◆ What you should do:
Find every line in the records below that contains the word "JSON", and copy each such line.

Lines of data
=====

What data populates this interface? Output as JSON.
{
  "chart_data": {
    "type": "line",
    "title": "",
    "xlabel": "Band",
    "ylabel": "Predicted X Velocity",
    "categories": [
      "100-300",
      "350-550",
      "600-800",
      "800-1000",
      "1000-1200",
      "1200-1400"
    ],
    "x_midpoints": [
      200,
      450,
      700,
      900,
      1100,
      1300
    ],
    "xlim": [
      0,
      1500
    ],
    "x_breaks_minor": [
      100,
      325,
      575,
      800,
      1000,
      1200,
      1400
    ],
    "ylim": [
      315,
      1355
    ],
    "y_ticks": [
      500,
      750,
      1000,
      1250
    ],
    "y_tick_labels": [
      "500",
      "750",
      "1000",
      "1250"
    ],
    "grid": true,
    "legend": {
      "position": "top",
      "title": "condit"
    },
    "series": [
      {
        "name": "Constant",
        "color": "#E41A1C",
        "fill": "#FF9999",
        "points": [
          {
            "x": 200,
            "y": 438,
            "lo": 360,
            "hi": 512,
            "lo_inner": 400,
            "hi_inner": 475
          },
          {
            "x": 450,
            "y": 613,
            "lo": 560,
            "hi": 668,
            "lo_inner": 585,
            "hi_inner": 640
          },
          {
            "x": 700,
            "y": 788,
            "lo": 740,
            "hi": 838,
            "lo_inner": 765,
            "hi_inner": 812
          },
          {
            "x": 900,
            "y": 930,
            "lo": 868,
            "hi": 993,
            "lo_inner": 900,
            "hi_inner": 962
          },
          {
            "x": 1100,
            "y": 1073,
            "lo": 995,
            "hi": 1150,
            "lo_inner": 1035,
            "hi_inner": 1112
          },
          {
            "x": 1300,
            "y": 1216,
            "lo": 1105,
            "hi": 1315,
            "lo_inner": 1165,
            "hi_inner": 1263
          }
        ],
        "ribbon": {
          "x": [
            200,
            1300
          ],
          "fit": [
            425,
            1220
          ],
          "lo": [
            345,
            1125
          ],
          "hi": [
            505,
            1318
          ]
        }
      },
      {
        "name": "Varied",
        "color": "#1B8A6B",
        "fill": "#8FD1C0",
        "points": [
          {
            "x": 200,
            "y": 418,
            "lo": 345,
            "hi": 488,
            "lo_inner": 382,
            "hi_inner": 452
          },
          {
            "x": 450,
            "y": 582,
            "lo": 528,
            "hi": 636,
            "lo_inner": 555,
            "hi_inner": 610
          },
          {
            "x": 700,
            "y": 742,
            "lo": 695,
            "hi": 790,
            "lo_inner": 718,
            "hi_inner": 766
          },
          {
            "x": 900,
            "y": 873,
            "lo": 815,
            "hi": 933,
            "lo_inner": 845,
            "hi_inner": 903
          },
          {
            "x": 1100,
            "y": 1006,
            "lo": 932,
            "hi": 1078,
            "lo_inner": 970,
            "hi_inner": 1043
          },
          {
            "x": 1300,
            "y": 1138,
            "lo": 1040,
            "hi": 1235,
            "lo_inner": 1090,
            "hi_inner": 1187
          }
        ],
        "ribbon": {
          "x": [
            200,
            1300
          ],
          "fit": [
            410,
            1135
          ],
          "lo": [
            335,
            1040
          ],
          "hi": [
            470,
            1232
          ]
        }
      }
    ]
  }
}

=====

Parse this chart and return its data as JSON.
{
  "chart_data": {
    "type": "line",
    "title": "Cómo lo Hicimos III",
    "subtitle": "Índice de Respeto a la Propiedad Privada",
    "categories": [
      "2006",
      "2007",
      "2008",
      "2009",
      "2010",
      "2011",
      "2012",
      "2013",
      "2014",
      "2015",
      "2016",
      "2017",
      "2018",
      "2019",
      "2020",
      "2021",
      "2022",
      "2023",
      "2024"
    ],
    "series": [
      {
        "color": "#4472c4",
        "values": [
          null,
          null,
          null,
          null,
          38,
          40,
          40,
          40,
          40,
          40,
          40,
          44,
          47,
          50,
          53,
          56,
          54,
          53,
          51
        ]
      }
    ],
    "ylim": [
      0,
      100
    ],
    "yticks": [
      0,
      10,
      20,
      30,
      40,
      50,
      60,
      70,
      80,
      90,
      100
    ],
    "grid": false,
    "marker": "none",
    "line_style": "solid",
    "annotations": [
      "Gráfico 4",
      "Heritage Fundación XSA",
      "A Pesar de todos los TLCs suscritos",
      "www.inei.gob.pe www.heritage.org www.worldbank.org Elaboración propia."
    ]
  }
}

=====

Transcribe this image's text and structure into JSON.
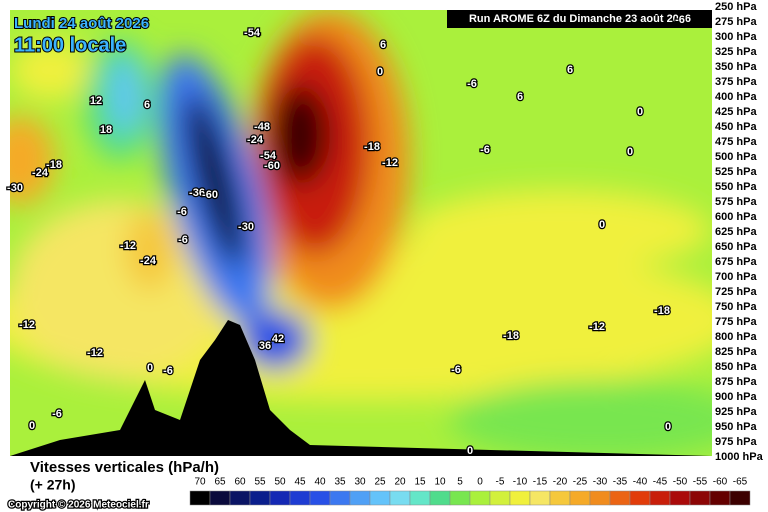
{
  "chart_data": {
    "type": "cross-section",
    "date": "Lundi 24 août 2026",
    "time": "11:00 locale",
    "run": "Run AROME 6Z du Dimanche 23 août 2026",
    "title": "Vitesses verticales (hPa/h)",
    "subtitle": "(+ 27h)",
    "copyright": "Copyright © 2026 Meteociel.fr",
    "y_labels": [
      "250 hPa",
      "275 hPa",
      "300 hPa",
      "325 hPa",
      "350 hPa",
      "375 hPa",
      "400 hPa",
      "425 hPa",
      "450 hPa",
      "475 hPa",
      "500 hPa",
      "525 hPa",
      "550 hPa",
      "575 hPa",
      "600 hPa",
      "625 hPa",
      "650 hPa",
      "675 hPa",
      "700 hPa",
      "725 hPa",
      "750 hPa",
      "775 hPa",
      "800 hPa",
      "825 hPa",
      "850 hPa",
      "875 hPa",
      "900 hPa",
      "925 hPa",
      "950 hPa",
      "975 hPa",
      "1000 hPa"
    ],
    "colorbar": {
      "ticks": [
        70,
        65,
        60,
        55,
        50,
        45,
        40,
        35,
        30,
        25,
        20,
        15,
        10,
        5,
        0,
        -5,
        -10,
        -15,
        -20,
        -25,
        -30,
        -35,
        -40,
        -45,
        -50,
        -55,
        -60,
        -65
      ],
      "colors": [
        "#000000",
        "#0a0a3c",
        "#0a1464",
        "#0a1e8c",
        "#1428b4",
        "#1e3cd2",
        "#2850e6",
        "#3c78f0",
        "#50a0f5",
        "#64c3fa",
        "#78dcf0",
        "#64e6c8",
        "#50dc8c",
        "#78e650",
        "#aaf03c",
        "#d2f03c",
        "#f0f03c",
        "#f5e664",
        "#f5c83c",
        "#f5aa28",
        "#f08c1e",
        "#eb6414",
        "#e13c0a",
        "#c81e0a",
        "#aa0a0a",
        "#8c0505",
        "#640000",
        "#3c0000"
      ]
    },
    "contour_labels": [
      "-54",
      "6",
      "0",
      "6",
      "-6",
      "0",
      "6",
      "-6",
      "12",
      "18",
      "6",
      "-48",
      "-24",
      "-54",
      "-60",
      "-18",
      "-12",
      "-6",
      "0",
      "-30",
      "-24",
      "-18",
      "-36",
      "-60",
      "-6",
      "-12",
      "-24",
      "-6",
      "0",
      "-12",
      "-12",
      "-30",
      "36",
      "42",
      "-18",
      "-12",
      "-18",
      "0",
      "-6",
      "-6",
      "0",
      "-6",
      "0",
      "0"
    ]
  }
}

=====

◆ Output:
What data populates this interface? Output as JSON.
Parse this chart and return its data as JSON.
Transcribe this image's text and structure into JSON.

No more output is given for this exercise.